_SHORT TASK_
Extract every line where the string "Output" appears.

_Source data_
---*---
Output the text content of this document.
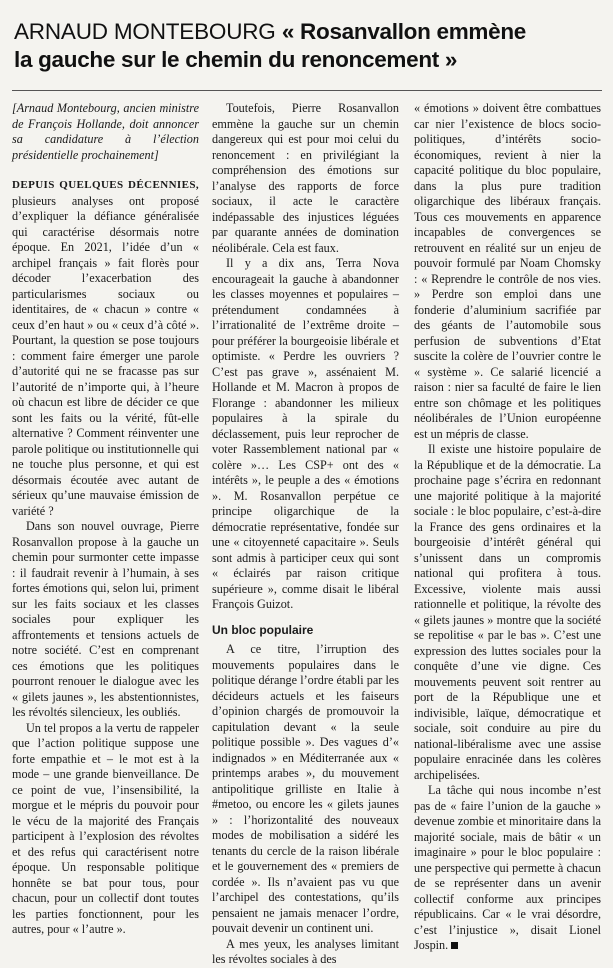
ARNAUD MONTEBOURG « Rosanvallon emmène
la gauche sur le chemin du renoncement »

[Arnaud Montebourg, ancien ministre de François Hollande, doit annoncer sa candidature à l’élection présidentielle prochainement]

DEPUIS QUELQUES DÉCENNIES, plusieurs analyses ont proposé d’expliquer la défiance généralisée qui caractérise désormais notre époque. En 2021, l’idée d’un « archipel français » fait florès pour décoder l’exacerbation des particularismes sociaux ou identitaires, de « chacun » contre « ceux d’en haut » ou « ceux d’à côté ». Pourtant, la question se pose toujours : comment faire émerger une parole d’autorité qui ne se fracasse pas sur l’autorité de n’importe qui, à l’heure où chacun est libre de décider ce que sont les faits ou la vérité, fût-elle alternative ? Comment réinventer une parole politique ou institutionnelle qui ne touche plus personne, et qui est désormais écoutée avec autant de sérieux qu’une mauvaise émission de variété ?

Dans son nouvel ouvrage, Pierre Rosanvallon propose à la gauche un chemin pour surmonter cette impasse : il faudrait revenir à l’humain, à ses fortes émotions qui, selon lui, priment sur les faits sociaux et les classes sociales pour expliquer les affrontements et tensions actuels de notre société. C’est en comprenant ces émotions que les politiques pourront renouer le dialogue avec les « gilets jaunes », les abstentionnistes, les révoltés silencieux, les oubliés.

Un tel propos a la vertu de rappeler que l’action politique suppose une forte empathie et – le mot est à la mode – une grande bienveillance. De ce point de vue, l’insensibilité, la morgue et le mépris du pouvoir pour le vécu de la majorité des Français participent à l’explosion des révoltes et des refus qui caractérisent notre époque. Un responsable politique honnête se bat pour tous, pour chacun, pour un collectif dont toutes les parties fonctionnent, pour les autres, pour « l’autre ».

Toutefois, Pierre Rosanvallon emmène la gauche sur un chemin dangereux qui est pour moi celui du renoncement : en privilégiant la compréhension des émotions sur l’analyse des rapports de force sociaux, il acte le caractère indépassable des injustices léguées par quarante années de domination néolibérale. Cela est faux.

Il y a dix ans, Terra Nova encourageait la gauche à abandonner les classes moyennes et populaires – prétendument condamnées à l’irrationalité de l’extrême droite – pour préférer la bourgeoisie libérale et optimiste. « Perdre les ouvriers ? C’est pas grave », assénaient M. Hollande et M. Macron à propos de Florange : abandonner les milieux populaires à la spirale du déclassement, puis leur reprocher de voter Rassemblement national par « colère »… Les CSP+ ont des « intérêts », le peuple a des « émotions ». M. Rosanvallon perpétue ce principe oligarchique de la démocratie représentative, fondée sur une « citoyenneté capacitaire ». Seuls sont admis à participer ceux qui sont « éclairés par raison critique supérieure », comme disait le libéral François Guizot.

Un bloc populaire

A ce titre, l’irruption des mouvements populaires dans le politique dérange l’ordre établi par les décideurs actuels et les faiseurs d’opinion chargés de promouvoir la capitulation devant « la seule politique possible ». Des vagues d’« indignados » en Méditerranée aux « printemps arabes », du mouvement antipolitique grilliste en Italie à #metoo, ou encore les « gilets jaunes » : l’horizontalité des nouveaux modes de mobilisation a sidéré les tenants du cercle de la raison libérale et le gouvernement des « premiers de cordée ». Ils n’avaient pas vu que l’archipel des contestations, qu’ils pensaient ne jamais menacer l’ordre, pouvait devenir un continent uni.

A mes yeux, les analyses limitant les révoltes sociales à des

« émotions » doivent être combattues car nier l’existence de blocs socio-politiques, d’intérêts socio-économiques, revient à nier la capacité politique du bloc populaire, dans la plus pure tradition oligarchique des libéraux français. Tous ces mouvements en apparence incapables de convergences se retrouvent en réalité sur un enjeu de pouvoir formulé par Noam Chomsky : « Reprendre le contrôle de nos vies. » Perdre son emploi dans une fonderie d’aluminium sacrifiée par des géants de l’automobile sous perfusion de subventions d’Etat suscite la colère de l’ouvrier contre le « système ». Ce salarié licencié a raison : nier sa faculté de faire le lien entre son chômage et les politiques néolibérales de l’Union européenne est un mépris de classe.

Il existe une histoire populaire de la République et de la démocratie. La prochaine page s’écrira en redonnant une majorité politique à la majorité sociale : le bloc populaire, c’est-à-dire la France des gens ordinaires et la bourgeoisie d’intérêt général qui s’unissent dans un compromis national qui profitera à tous. Excessive, violente mais aussi rationnelle et politique, la révolte des « gilets jaunes » montre que la société se repolitise « par le bas ». C’est une expression des luttes sociales pour la conquête d’une vie digne. Ces mouvements peuvent soit rentrer au port de la République une et indivisible, laïque, démocratique et sociale, soit conduire au pire du national-libéralisme avec une assise populaire enracinée dans les colères archipelisées.

La tâche qui nous incombe n’est pas de « faire l’union de la gauche » devenue zombie et minoritaire dans la majorité sociale, mais de bâtir « un imaginaire » pour le bloc populaire : une perspective qui permette à chacun de se représenter dans un avenir collectif conforme aux principes républicains. Car « le vrai désordre, c’est l’injustice », disait Lionel Jospin.
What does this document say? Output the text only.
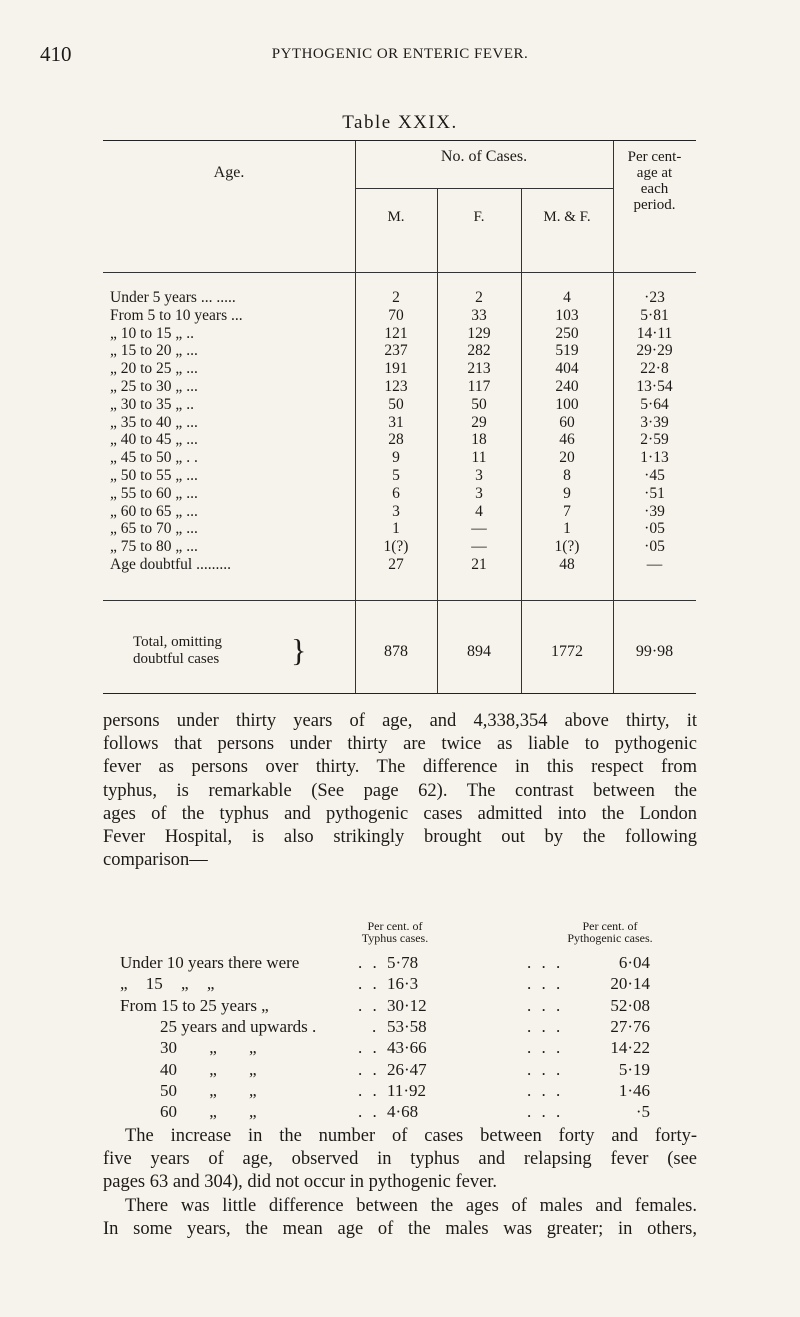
410	PYTHOGENIC OR ENTERIC FEVER.
Table XXIX.
Age.
No. of Cases.	Per cent-
age at
each
period.
M.	F.	M. & F.
Under 5 years ... .....	2	2	4	·23
From 5 to 10 years ...	70	33	103	5·81
„ 10 to 15 „ ..	121	129	250	14·11
„ 15 to 20 „ ...	237	282	519	29·29
„ 20 to 25 „ ...	191	213	404	22·8
„ 25 to 30 „ ...	123	117	240	13·54
„ 30 to 35 „ ..	50	50	100	5·64
„ 35 to 40 „ ...	31	29	60	3·39
„ 40 to 45 „ ...	28	18	46	2·59
„ 45 to 50 „ . .	9	11	20	1·13
„ 50 to 55 „ ...	5	3	8	·45
„ 55 to 60 „ ...	6	3	9	·51
„ 60 to 65 „ ...	3	4	7	·39
„ 65 to 70 „ ...	1	—	1	·05
„ 75 to 80 „ ...	1(?)	—	1(?)	·05
Age doubtful .........	27	21	48	—
Total, omitting
doubtful cases }	878	894	1772	99·98
persons under thirty years of age, and 4,338,354 above thirty, it
follows that persons under thirty are twice as liable to pythogenic
fever as persons over thirty. The difference in this respect from
typhus, is remarkable (See page 62). The contrast between the
ages of the typhus and pythogenic cases admitted into the London
Fever Hospital, is also strikingly brought out by the following
comparison—
Per cent. of
Typhus cases.
Per cent. of
Pythogenic cases.
Under 10 years there were	. . 5·78	. . .	6·04
„ 15 „ „	. . 16·3	. . .	20·14
From 15 to 25 years „	. . 30·12	. . .	52·08
25 years and upwards .	. 53·58	. . .	27·76
30 „ „	. . 43·66	. . .	14·22
40 „ „	. . 26·47	. . .	5·19
50 „ „	. . 11·92	. . .	1·46
60 „ „	. . 4·68	. . .	·5
The increase in the number of cases between forty and forty-
five years of age, observed in typhus and relapsing fever (see
pages 63 and 304), did not occur in pythogenic fever.
There was little difference between the ages of males and females.
In some years, the mean age of the males was greater; in others,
---*---
_PROBLEM SOLUTION_
Output the text content of this document.
What does this document say? Output the text only.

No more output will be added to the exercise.